───── Material for this task
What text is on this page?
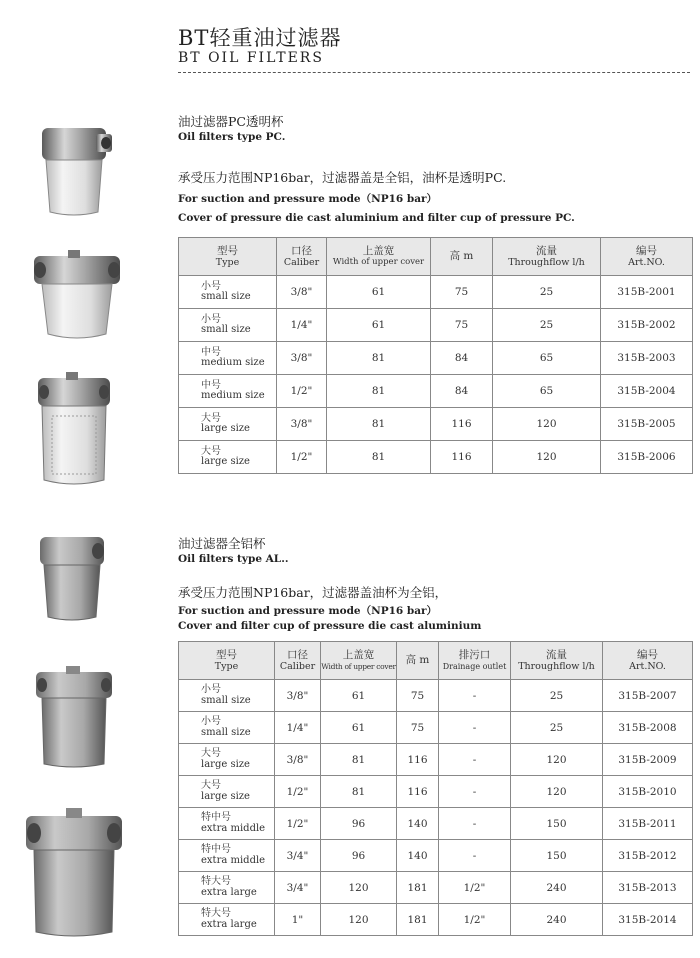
BT轻重油过滤器
BT OIL FILTERS
油过滤器PC透明杯
Oil filters type PC.
承受压力范围NP16bar，过滤器盖是全铝，油杯是透明PC.
For suction and pressure mode（NP16 bar）
Cover of pressure die cast aluminium and filter cup of pressure PC.
型号
Type	口径
Caliber	上盖宽
Width of upper cover	高 m	流量
Throughflow l/h	编号
Art.NO.

小号
small size	3/8"	61	75	25	315B-2001

小号
small size	1/4"	61	75	25	315B-2002

中号
medium size	3/8"	81	84	65	315B-2003

中号
medium size	1/2"	81	84	65	315B-2004

大号
large size	3/8"	81	116	120	315B-2005

大号
large size	1/2"	81	116	120	315B-2006
油过滤器全铝杯
Oil filters type AL..
承受压力范围NP16bar，过滤器盖油杯为全铝，
For suction and pressure mode（NP16 bar）
Cover and filter cup of pressure die cast aluminium
型号
Type	口径
Caliber	上盖宽
Width of upper cover	高 m	排污口
Drainage outlet	流量
Throughflow l/h	编号
Art.NO.

小号
small size	3/8"	61	75	-	25	315B-2007

小号
small size	1/4"	61	75	-	25	315B-2008

大号
large size	3/8"	81	116	-	120	315B-2009

大号
large size	1/2"	81	116	-	120	315B-2010

特中号
extra middle	1/2"	96	140	-	150	315B-2011

特中号
extra middle	3/4"	96	140	-	150	315B-2012

特大号
extra large	3/4"	120	181	1/2"	240	315B-2013

特大号
extra large	1"	120	181	1/2"	240	315B-2014
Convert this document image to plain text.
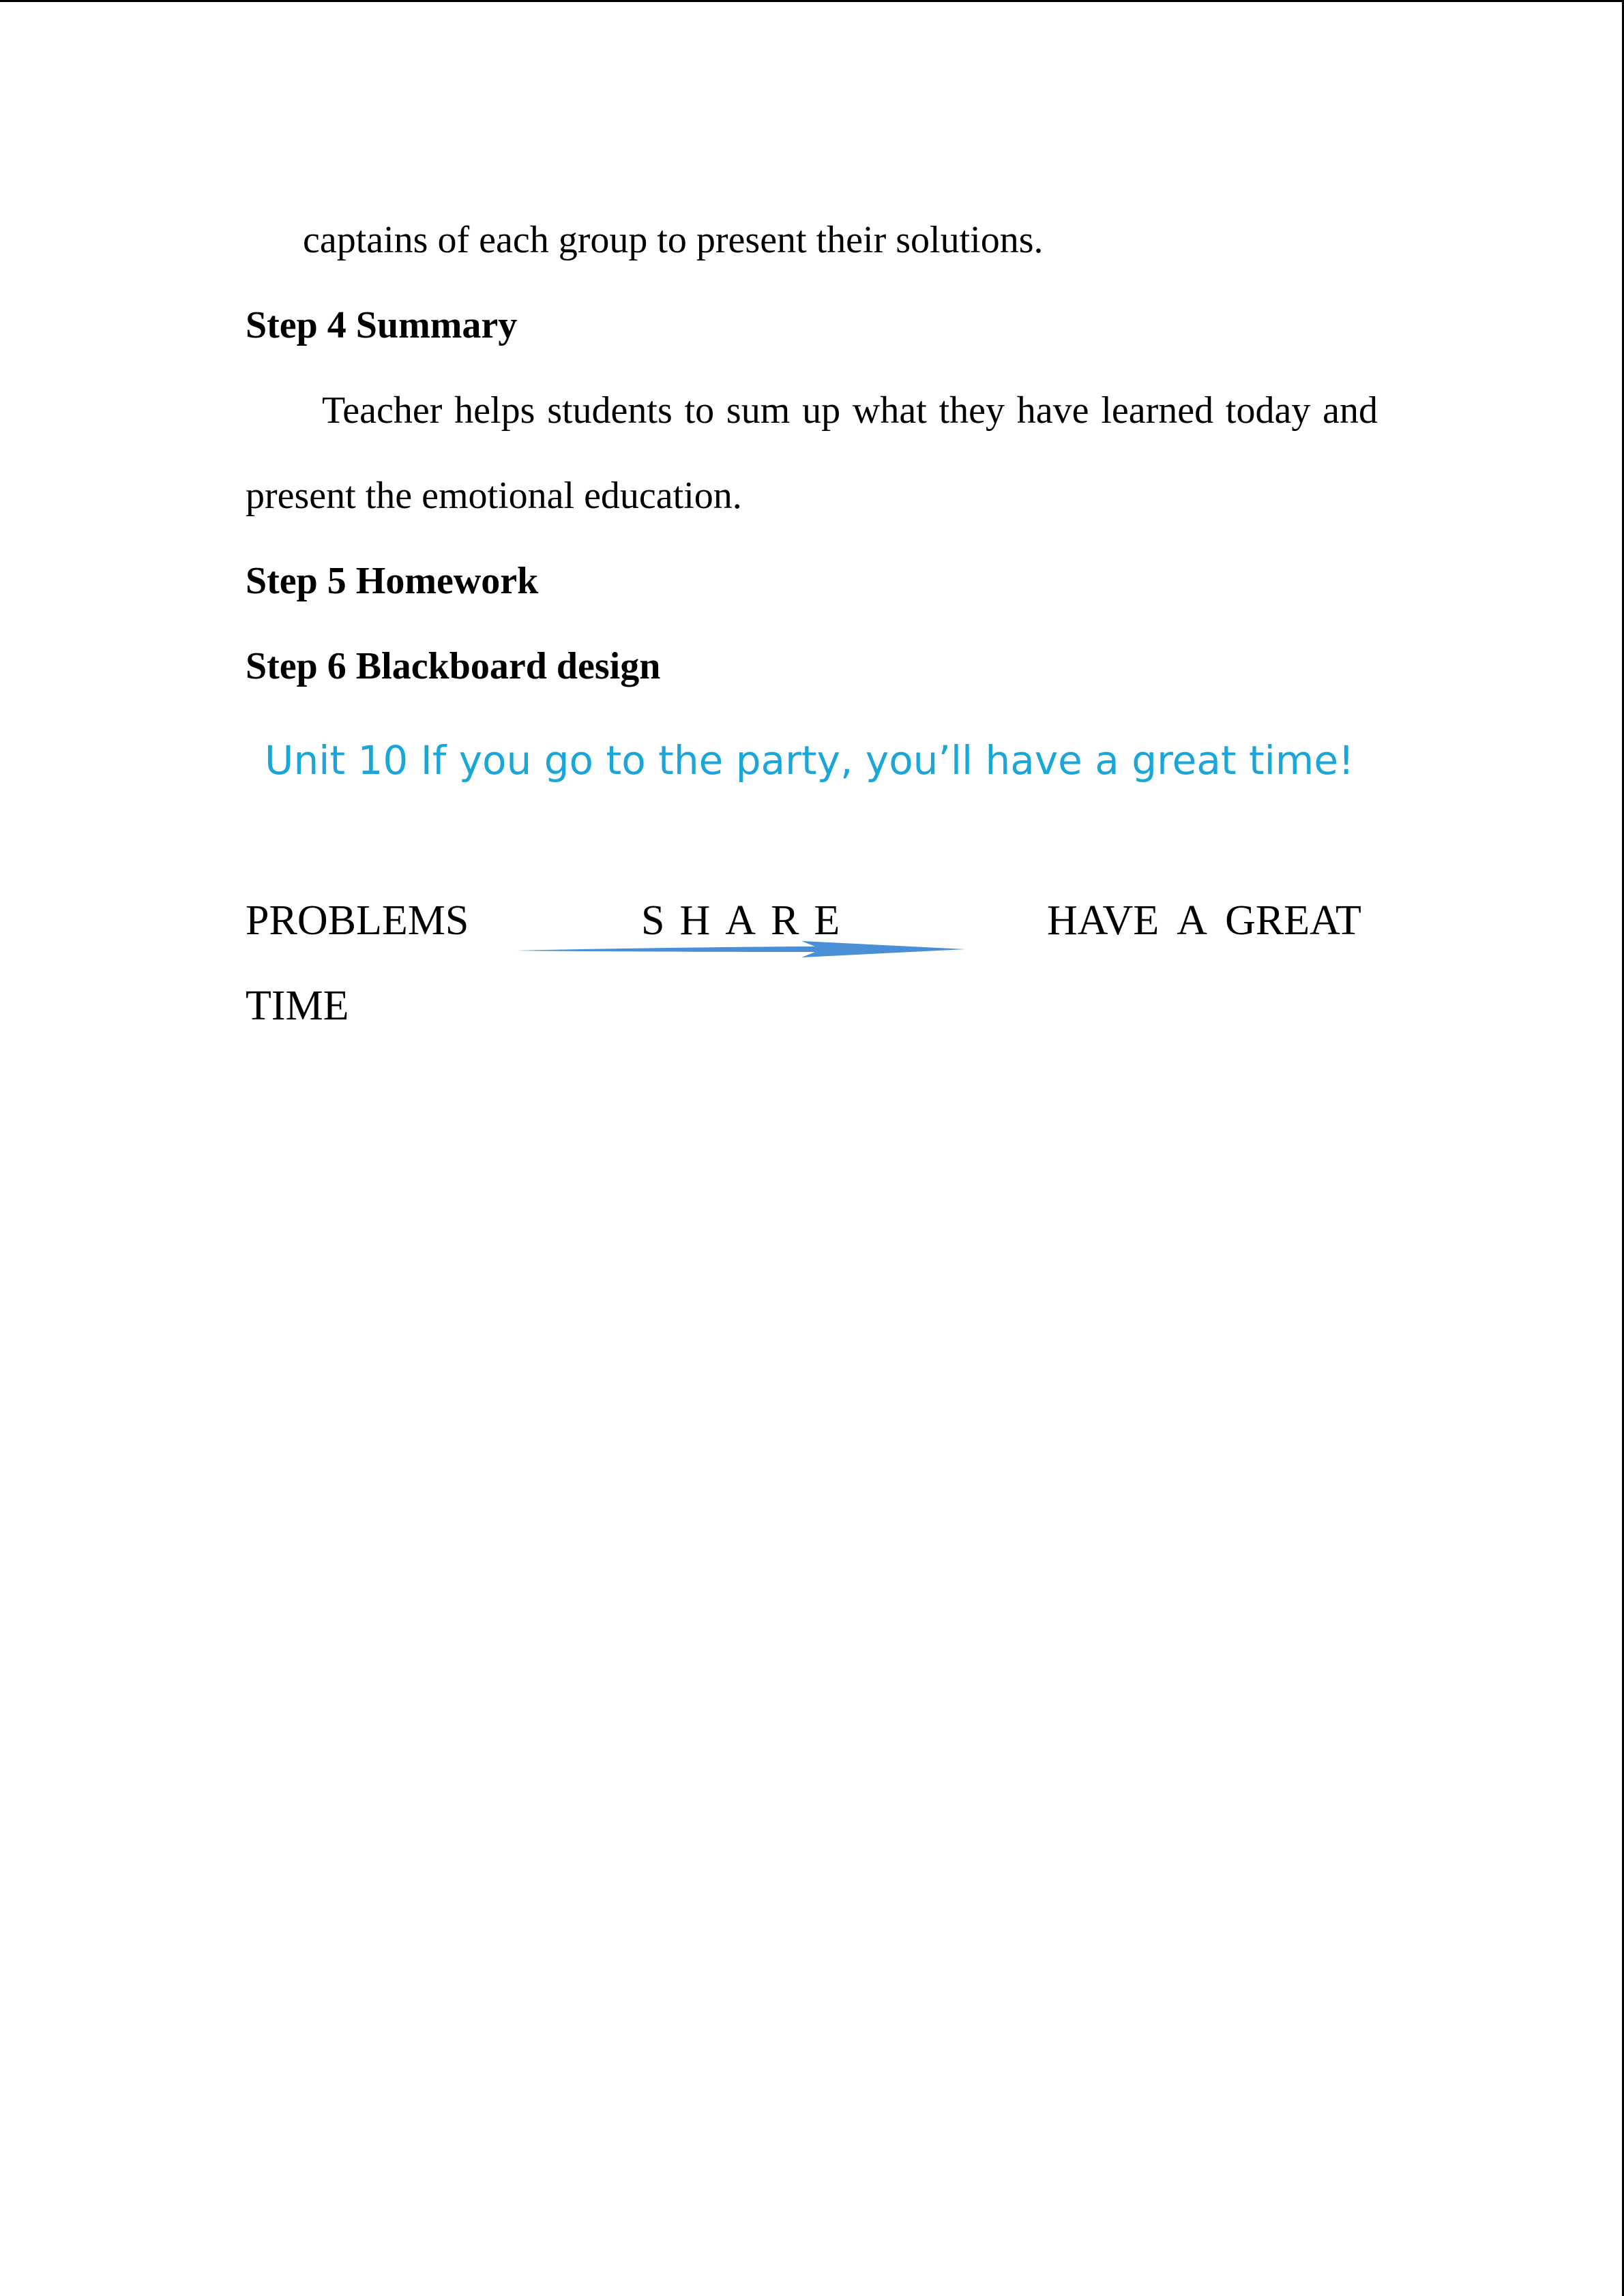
captains of each group to present their solutions.
Step 4 Summary
Teacher helps students to sum up what they have learned today and
present the emotional education.
Step 5 Homework
Step 6 Blackboard design
Unit 10 If you go to the party, you’ll have a great time!
PROBLEMS	SHARE	HAVE A GREAT
TIME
──────────
The request. Say how many lines in the records contain the string "text", and say nothing else.

Answer below. 2